◆ **Instructions for the task**: Copy all the material below, exactly as it stands.

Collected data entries

-- start --

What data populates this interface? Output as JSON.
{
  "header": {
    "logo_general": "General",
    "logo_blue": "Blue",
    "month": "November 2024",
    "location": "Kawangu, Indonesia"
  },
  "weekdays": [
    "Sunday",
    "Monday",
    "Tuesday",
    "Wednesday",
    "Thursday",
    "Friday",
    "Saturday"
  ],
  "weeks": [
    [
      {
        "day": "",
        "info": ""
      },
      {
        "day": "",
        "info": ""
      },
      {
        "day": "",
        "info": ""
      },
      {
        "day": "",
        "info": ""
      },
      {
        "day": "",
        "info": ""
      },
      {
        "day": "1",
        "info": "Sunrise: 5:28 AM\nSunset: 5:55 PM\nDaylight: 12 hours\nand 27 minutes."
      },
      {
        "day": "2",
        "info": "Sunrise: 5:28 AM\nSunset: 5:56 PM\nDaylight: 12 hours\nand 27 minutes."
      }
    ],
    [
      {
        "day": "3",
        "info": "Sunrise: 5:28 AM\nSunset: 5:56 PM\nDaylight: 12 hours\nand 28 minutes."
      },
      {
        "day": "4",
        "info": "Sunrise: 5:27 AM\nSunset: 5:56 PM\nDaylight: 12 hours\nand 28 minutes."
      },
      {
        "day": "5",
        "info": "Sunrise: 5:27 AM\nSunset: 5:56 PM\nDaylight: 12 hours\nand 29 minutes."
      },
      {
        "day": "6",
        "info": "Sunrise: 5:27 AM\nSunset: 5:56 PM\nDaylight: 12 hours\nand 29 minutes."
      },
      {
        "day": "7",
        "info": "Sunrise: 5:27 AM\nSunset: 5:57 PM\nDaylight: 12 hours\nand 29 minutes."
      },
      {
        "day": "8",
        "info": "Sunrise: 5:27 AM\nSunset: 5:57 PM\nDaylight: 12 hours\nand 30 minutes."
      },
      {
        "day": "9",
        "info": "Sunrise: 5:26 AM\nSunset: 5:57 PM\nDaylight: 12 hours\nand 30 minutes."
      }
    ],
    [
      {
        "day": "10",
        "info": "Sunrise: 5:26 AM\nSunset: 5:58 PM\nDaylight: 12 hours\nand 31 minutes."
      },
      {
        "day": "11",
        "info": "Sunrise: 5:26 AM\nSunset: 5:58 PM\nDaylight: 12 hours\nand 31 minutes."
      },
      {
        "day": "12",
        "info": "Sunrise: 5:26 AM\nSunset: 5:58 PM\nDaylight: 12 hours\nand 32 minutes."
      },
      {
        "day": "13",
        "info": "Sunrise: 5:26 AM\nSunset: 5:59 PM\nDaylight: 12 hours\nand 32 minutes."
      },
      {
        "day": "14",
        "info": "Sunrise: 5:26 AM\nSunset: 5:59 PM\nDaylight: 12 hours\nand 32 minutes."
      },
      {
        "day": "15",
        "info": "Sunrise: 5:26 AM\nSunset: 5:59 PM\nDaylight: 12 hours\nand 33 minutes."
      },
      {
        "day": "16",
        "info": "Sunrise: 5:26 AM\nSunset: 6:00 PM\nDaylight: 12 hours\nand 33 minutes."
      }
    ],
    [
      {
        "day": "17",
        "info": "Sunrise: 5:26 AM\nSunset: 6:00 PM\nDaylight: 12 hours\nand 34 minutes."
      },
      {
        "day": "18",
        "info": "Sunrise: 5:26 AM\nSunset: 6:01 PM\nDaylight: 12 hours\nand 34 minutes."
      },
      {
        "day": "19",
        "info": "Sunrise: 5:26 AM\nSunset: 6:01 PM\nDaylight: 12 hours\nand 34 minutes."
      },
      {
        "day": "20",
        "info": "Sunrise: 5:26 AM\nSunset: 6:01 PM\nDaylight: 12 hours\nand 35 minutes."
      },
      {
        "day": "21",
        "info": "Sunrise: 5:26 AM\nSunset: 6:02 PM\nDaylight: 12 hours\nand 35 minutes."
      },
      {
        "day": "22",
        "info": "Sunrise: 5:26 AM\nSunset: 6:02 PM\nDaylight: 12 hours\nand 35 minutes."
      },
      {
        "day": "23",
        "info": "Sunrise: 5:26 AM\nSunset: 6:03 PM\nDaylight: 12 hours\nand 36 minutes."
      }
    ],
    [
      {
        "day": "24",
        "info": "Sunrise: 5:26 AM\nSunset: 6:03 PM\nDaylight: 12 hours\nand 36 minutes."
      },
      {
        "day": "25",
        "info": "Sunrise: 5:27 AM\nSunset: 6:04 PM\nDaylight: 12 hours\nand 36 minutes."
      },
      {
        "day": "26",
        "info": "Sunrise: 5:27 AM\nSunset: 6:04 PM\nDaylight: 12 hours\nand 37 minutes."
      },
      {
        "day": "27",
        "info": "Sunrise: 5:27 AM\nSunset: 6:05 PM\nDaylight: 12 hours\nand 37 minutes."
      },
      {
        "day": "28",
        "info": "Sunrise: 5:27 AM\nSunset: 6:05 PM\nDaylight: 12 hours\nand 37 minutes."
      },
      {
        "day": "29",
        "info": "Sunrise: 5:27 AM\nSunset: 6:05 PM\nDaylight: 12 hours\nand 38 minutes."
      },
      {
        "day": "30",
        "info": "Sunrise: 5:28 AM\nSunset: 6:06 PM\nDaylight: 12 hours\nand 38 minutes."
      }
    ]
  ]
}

-- end --

◆ **Full output**:
What data populates this interface? Output as JSON.
{
  "header": {
    "logo_general": "General",
    "logo_blue": "Blue",
    "month": "November 2024",
    "location": "Kawangu, Indonesia"
  },
  "weekdays": [
    "Sunday",
    "Monday",
    "Tuesday",
    "Wednesday",
    "Thursday",
    "Friday",
    "Saturday"
  ],
  "weeks": [
    [
      {
        "day": "",
        "info": ""
      },
      {
        "day": "",
        "info": ""
      },
      {
        "day": "",
        "info": ""
      },
      {
        "day": "",
        "info": ""
      },
      {
        "day": "",
        "info": ""
      },
      {
        "day": "1",
        "info": "Sunrise: 5:28 AM\nSunset: 5:55 PM\nDaylight: 12 hours\nand 27 minutes."
      },
      {
        "day": "2",
        "info": "Sunrise: 5:28 AM\nSunset: 5:56 PM\nDaylight: 12 hours\nand 27 minutes."
      }
    ],
    [
      {
        "day": "3",
        "info": "Sunrise: 5:28 AM\nSunset: 5:56 PM\nDaylight: 12 hours\nand 28 minutes."
      },
      {
        "day": "4",
        "info": "Sunrise: 5:27 AM\nSunset: 5:56 PM\nDaylight: 12 hours\nand 28 minutes."
      },
      {
        "day": "5",
        "info": "Sunrise: 5:27 AM\nSunset: 5:56 PM\nDaylight: 12 hours\nand 29 minutes."
      },
      {
        "day": "6",
        "info": "Sunrise: 5:27 AM\nSunset: 5:56 PM\nDaylight: 12 hours\nand 29 minutes."
      },
      {
        "day": "7",
        "info": "Sunrise: 5:27 AM\nSunset: 5:57 PM\nDaylight: 12 hours\nand 29 minutes."
      },
      {
        "day": "8",
        "info": "Sunrise: 5:27 AM\nSunset: 5:57 PM\nDaylight: 12 hours\nand 30 minutes."
      },
      {
        "day": "9",
        "info": "Sunrise: 5:26 AM\nSunset: 5:57 PM\nDaylight: 12 hours\nand 30 minutes."
      }
    ],
    [
      {
        "day": "10",
        "info": "Sunrise: 5:26 AM\nSunset: 5:58 PM\nDaylight: 12 hours\nand 31 minutes."
      },
      {
        "day": "11",
        "info": "Sunrise: 5:26 AM\nSunset: 5:58 PM\nDaylight: 12 hours\nand 31 minutes."
      },
      {
        "day": "12",
        "info": "Sunrise: 5:26 AM\nSunset: 5:58 PM\nDaylight: 12 hours\nand 32 minutes."
      },
      {
        "day": "13",
        "info": "Sunrise: 5:26 AM\nSunset: 5:59 PM\nDaylight: 12 hours\nand 32 minutes."
      },
      {
        "day": "14",
        "info": "Sunrise: 5:26 AM\nSunset: 5:59 PM\nDaylight: 12 hours\nand 32 minutes."
      },
      {
        "day": "15",
        "info": "Sunrise: 5:26 AM\nSunset: 5:59 PM\nDaylight: 12 hours\nand 33 minutes."
      },
      {
        "day": "16",
        "info": "Sunrise: 5:26 AM\nSunset: 6:00 PM\nDaylight: 12 hours\nand 33 minutes."
      }
    ],
    [
      {
        "day": "17",
        "info": "Sunrise: 5:26 AM\nSunset: 6:00 PM\nDaylight: 12 hours\nand 34 minutes."
      },
      {
        "day": "18",
        "info": "Sunrise: 5:26 AM\nSunset: 6:01 PM\nDaylight: 12 hours\nand 34 minutes."
      },
      {
        "day": "19",
        "info": "Sunrise: 5:26 AM\nSunset: 6:01 PM\nDaylight: 12 hours\nand 34 minutes."
      },
      {
        "day": "20",
        "info": "Sunrise: 5:26 AM\nSunset: 6:01 PM\nDaylight: 12 hours\nand 35 minutes."
      },
      {
        "day": "21",
        "info": "Sunrise: 5:26 AM\nSunset: 6:02 PM\nDaylight: 12 hours\nand 35 minutes."
      },
      {
        "day": "22",
        "info": "Sunrise: 5:26 AM\nSunset: 6:02 PM\nDaylight: 12 hours\nand 35 minutes."
      },
      {
        "day": "23",
        "info": "Sunrise: 5:26 AM\nSunset: 6:03 PM\nDaylight: 12 hours\nand 36 minutes."
      }
    ],
    [
      {
        "day": "24",
        "info": "Sunrise: 5:26 AM\nSunset: 6:03 PM\nDaylight: 12 hours\nand 36 minutes."
      },
      {
        "day": "25",
        "info": "Sunrise: 5:27 AM\nSunset: 6:04 PM\nDaylight: 12 hours\nand 36 minutes."
      },
      {
        "day": "26",
        "info": "Sunrise: 5:27 AM\nSunset: 6:04 PM\nDaylight: 12 hours\nand 37 minutes."
      },
      {
        "day": "27",
        "info": "Sunrise: 5:27 AM\nSunset: 6:05 PM\nDaylight: 12 hours\nand 37 minutes."
      },
      {
        "day": "28",
        "info": "Sunrise: 5:27 AM\nSunset: 6:05 PM\nDaylight: 12 hours\nand 37 minutes."
      },
      {
        "day": "29",
        "info": "Sunrise: 5:27 AM\nSunset: 6:05 PM\nDaylight: 12 hours\nand 38 minutes."
      },
      {
        "day": "30",
        "info": "Sunrise: 5:28 AM\nSunset: 6:06 PM\nDaylight: 12 hours\nand 38 minutes."
      }
    ]
  ]
}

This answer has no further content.